- **Problem to solve**
Set down every record once more, exactly as given.

==== Input for this task ====

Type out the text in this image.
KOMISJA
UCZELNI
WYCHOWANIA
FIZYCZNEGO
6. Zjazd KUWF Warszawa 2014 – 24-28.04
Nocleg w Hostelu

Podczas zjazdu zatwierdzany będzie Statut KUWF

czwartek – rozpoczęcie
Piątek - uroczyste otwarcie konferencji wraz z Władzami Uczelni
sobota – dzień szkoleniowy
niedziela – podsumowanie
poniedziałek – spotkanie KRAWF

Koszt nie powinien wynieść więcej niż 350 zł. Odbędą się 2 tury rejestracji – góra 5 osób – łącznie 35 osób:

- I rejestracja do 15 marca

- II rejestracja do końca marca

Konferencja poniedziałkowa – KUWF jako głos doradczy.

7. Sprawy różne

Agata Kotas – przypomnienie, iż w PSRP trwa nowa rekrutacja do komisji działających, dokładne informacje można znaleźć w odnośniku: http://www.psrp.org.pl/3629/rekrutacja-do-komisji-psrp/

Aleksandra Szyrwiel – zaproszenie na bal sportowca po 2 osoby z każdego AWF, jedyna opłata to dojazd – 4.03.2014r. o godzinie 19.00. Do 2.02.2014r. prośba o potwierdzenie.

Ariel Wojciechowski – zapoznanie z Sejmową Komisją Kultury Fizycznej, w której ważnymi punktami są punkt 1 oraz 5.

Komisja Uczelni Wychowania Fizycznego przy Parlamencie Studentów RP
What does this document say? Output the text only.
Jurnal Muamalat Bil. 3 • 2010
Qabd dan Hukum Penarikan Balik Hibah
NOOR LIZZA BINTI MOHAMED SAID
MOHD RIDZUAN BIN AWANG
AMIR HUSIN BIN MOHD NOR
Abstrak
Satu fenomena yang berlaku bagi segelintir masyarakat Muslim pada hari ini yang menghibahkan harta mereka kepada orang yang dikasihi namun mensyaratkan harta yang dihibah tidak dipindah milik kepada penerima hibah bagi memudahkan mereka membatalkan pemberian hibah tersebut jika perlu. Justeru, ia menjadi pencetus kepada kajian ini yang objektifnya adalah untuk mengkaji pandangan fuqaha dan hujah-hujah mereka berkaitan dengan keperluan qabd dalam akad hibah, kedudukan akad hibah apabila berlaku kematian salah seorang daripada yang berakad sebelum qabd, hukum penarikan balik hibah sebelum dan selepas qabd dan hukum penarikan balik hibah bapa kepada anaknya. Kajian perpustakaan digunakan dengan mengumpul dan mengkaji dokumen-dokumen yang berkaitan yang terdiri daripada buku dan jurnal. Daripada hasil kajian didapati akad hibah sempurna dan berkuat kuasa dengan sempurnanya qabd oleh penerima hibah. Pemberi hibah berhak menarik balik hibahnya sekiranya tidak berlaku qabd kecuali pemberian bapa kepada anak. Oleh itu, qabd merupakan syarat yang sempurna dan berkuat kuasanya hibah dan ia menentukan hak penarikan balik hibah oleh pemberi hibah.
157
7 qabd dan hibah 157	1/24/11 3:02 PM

====

- **Full output**
Type out the text in this image.
KOMISJA
UCZELNI
WYCHOWANIA
FIZYCZNEGO
6. Zjazd KUWF Warszawa 2014 – 24-28.04
Nocleg w Hostelu

Podczas zjazdu zatwierdzany będzie Statut KUWF

czwartek – rozpoczęcie
Piątek - uroczyste otwarcie konferencji wraz z Władzami Uczelni
sobota – dzień szkoleniowy
niedziela – podsumowanie
poniedziałek – spotkanie KRAWF

Koszt nie powinien wynieść więcej niż 350 zł. Odbędą się 2 tury rejestracji – góra 5 osób – łącznie 35 osób:

- I rejestracja do 15 marca

- II rejestracja do końca marca

Konferencja poniedziałkowa – KUWF jako głos doradczy.

7. Sprawy różne

Agata Kotas – przypomnienie, iż w PSRP trwa nowa rekrutacja do komisji działających, dokładne informacje można znaleźć w odnośniku: http://www.psrp.org.pl/3629/rekrutacja-do-komisji-psrp/

Aleksandra Szyrwiel – zaproszenie na bal sportowca po 2 osoby z każdego AWF, jedyna opłata to dojazd – 4.03.2014r. o godzinie 19.00. Do 2.02.2014r. prośba o potwierdzenie.

Ariel Wojciechowski – zapoznanie z Sejmową Komisją Kultury Fizycznej, w której ważnymi punktami są punkt 1 oraz 5.

Komisja Uczelni Wychowania Fizycznego przy Parlamencie Studentów RP
What does this document say? Output the text only.
Jurnal Muamalat Bil. 3 • 2010
Qabd dan Hukum Penarikan Balik Hibah
NOOR LIZZA BINTI MOHAMED SAID
MOHD RIDZUAN BIN AWANG
AMIR HUSIN BIN MOHD NOR
Abstrak
Satu fenomena yang berlaku bagi segelintir masyarakat Muslim pada hari ini yang menghibahkan harta mereka kepada orang yang dikasihi namun mensyaratkan harta yang dihibah tidak dipindah milik kepada penerima hibah bagi memudahkan mereka membatalkan pemberian hibah tersebut jika perlu. Justeru, ia menjadi pencetus kepada kajian ini yang objektifnya adalah untuk mengkaji pandangan fuqaha dan hujah-hujah mereka berkaitan dengan keperluan qabd dalam akad hibah, kedudukan akad hibah apabila berlaku kematian salah seorang daripada yang berakad sebelum qabd, hukum penarikan balik hibah sebelum dan selepas qabd dan hukum penarikan balik hibah bapa kepada anaknya. Kajian perpustakaan digunakan dengan mengumpul dan mengkaji dokumen-dokumen yang berkaitan yang terdiri daripada buku dan jurnal. Daripada hasil kajian didapati akad hibah sempurna dan berkuat kuasa dengan sempurnanya qabd oleh penerima hibah. Pemberi hibah berhak menarik balik hibahnya sekiranya tidak berlaku qabd kecuali pemberian bapa kepada anak. Oleh itu, qabd merupakan syarat yang sempurna dan berkuat kuasanya hibah dan ia menentukan hak penarikan balik hibah oleh pemberi hibah.
157
7 qabd dan hibah 157	1/24/11 3:02 PM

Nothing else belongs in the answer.